[Saved entries]
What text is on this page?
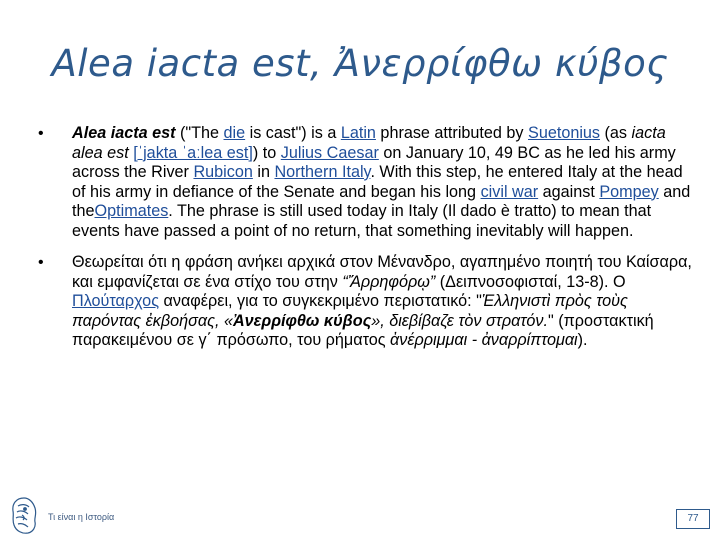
Alea iacta est, Ἀνερρίφθω κύβος
• Alea iacta est ("The die is cast") is a Latin phrase attributed by Suetonius (as iacta alea est [ˈjakta ˈaːlea est]) to Julius Caesar on January 10, 49 BC as he led his army across the River Rubicon in Northern Italy. With this step, he entered Italy at the head of his army in defiance of the Senate and began his long civil war against Pompey and theOptimates. The phrase is still used today in Italy (Il dado è tratto) to mean that events have passed a point of no return, that something inevitably will happen.

• Θεωρείται ότι η φράση ανήκει αρχικά στον Μένανδρο, αγαπημένο ποιητή του Καίσαρα, και εμφανίζεται σε ένα στίχο του στην “Ἄρρηφόρῳ” (Δειπνοσοφισταί, 13-8). Ο Πλούταρχος αναφέρει, για το συγκεκριμένο περιστατικό: "Ἑλληνιστὶ πρὸς τοὺς παρόντας ἐκβοήσας, «Ἀνερρίφθω κύβος», διεβίβαζε τὸν στρατόν." (προστακτική παρακειμένου σε γ΄ πρόσωπο, του ρήματος ἀνέρριμμαι - ἀναρρίπτομαι).

Τι είναι η Ιστορία	77
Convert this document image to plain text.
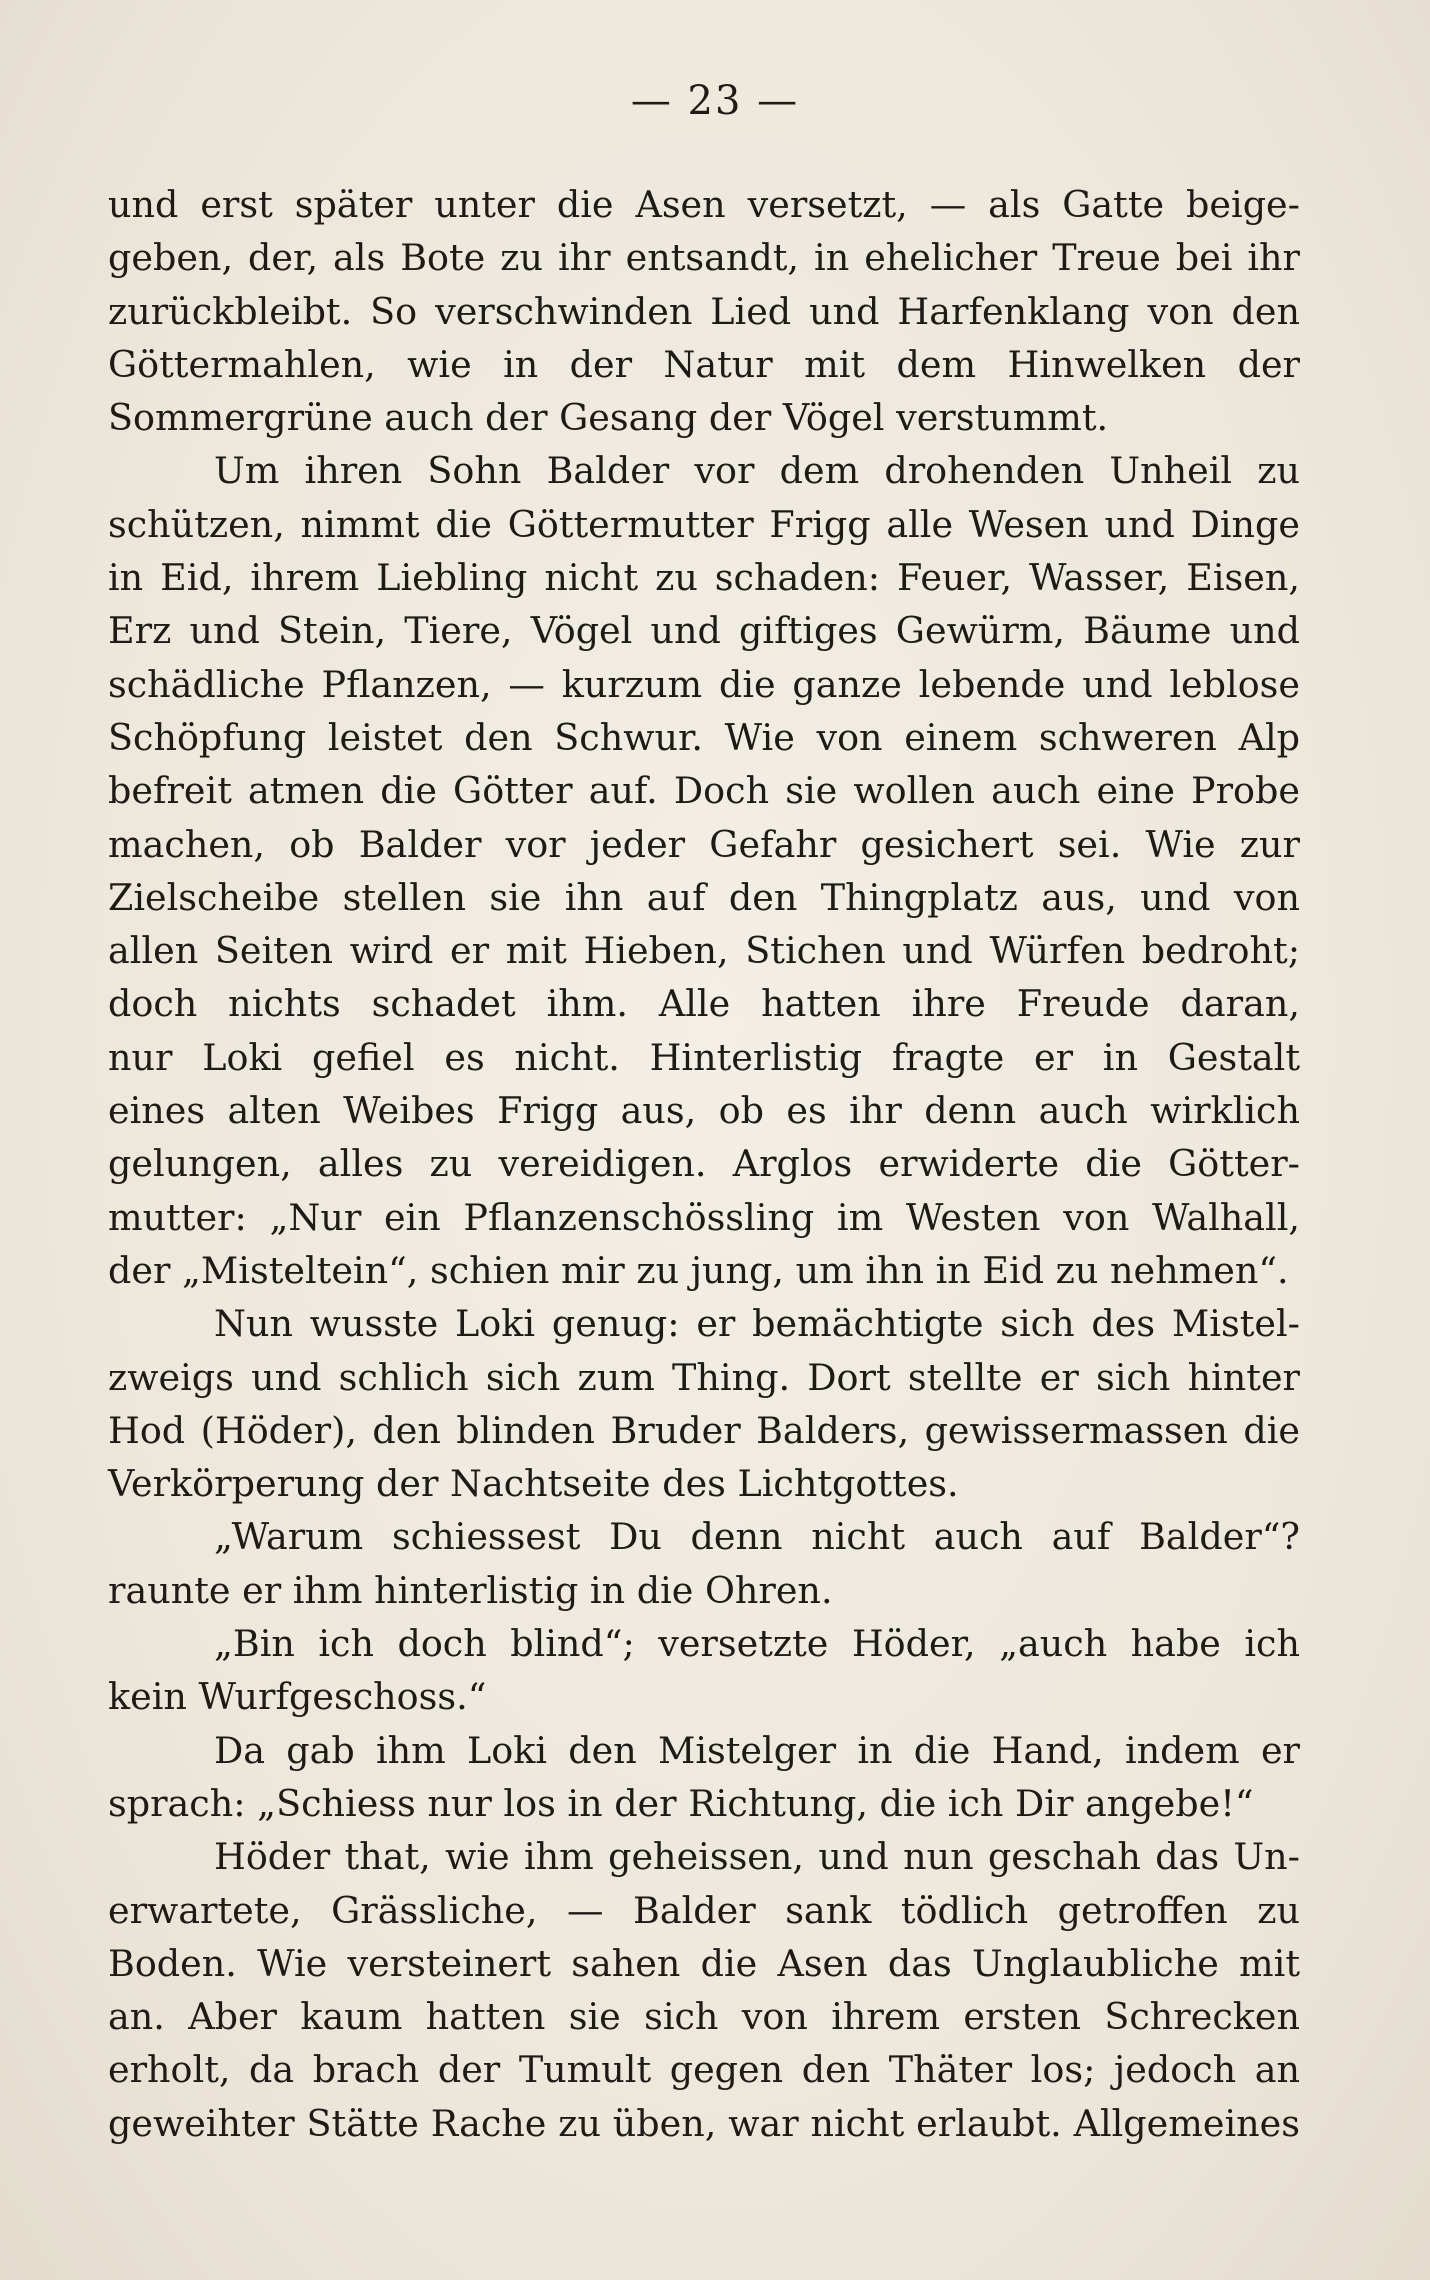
— 23 —
und erst später unter die Asen versetzt, — als Gatte beige-
geben, der, als Bote zu ihr entsandt, in ehelicher Treue bei ihr
zurückbleibt. So verschwinden Lied und Harfenklang von den
Göttermahlen, wie in der Natur mit dem Hinwelken der
Sommergrüne auch der Gesang der Vögel verstummt.
Um ihren Sohn Balder vor dem drohenden Unheil zu
schützen, nimmt die Göttermutter Frigg alle Wesen und Dinge
in Eid, ihrem Liebling nicht zu schaden: Feuer, Wasser, Eisen,
Erz und Stein, Tiere, Vögel und giftiges Gewürm, Bäume und
schädliche Pflanzen, — kurzum die ganze lebende und leblose
Schöpfung leistet den Schwur. Wie von einem schweren Alp
befreit atmen die Götter auf. Doch sie wollen auch eine Probe
machen, ob Balder vor jeder Gefahr gesichert sei. Wie zur
Zielscheibe stellen sie ihn auf den Thingplatz aus, und von
allen Seiten wird er mit Hieben, Stichen und Würfen bedroht;
doch nichts schadet ihm. Alle hatten ihre Freude daran,
nur Loki gefiel es nicht. Hinterlistig fragte er in Gestalt
eines alten Weibes Frigg aus, ob es ihr denn auch wirklich
gelungen, alles zu vereidigen. Arglos erwiderte die Götter-
mutter: „Nur ein Pflanzenschössling im Westen von Walhall,
der „Misteltein“, schien mir zu jung, um ihn in Eid zu nehmen“.
Nun wusste Loki genug: er bemächtigte sich des Mistel-
zweigs und schlich sich zum Thing. Dort stellte er sich hinter
Hod (Höder), den blinden Bruder Balders, gewissermassen die
Verkörperung der Nachtseite des Lichtgottes.
„Warum schiessest Du denn nicht auch auf Balder“?
raunte er ihm hinterlistig in die Ohren.
„Bin ich doch blind“; versetzte Höder, „auch habe ich
kein Wurfgeschoss.“
Da gab ihm Loki den Mistelger in die Hand, indem er
sprach: „Schiess nur los in der Richtung, die ich Dir angebe!“
Höder that, wie ihm geheissen, und nun geschah das Un-
erwartete, Grässliche, — Balder sank tödlich getroffen zu
Boden. Wie versteinert sahen die Asen das Unglaubliche mit
an. Aber kaum hatten sie sich von ihrem ersten Schrecken
erholt, da brach der Tumult gegen den Thäter los; jedoch an
geweihter Stätte Rache zu üben, war nicht erlaubt. Allgemeines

▸ The task:
Copy the lines from the entries above in which the word "text" appears.

▸ Full solution:
What text is on this page?
Convert this document image to plain text.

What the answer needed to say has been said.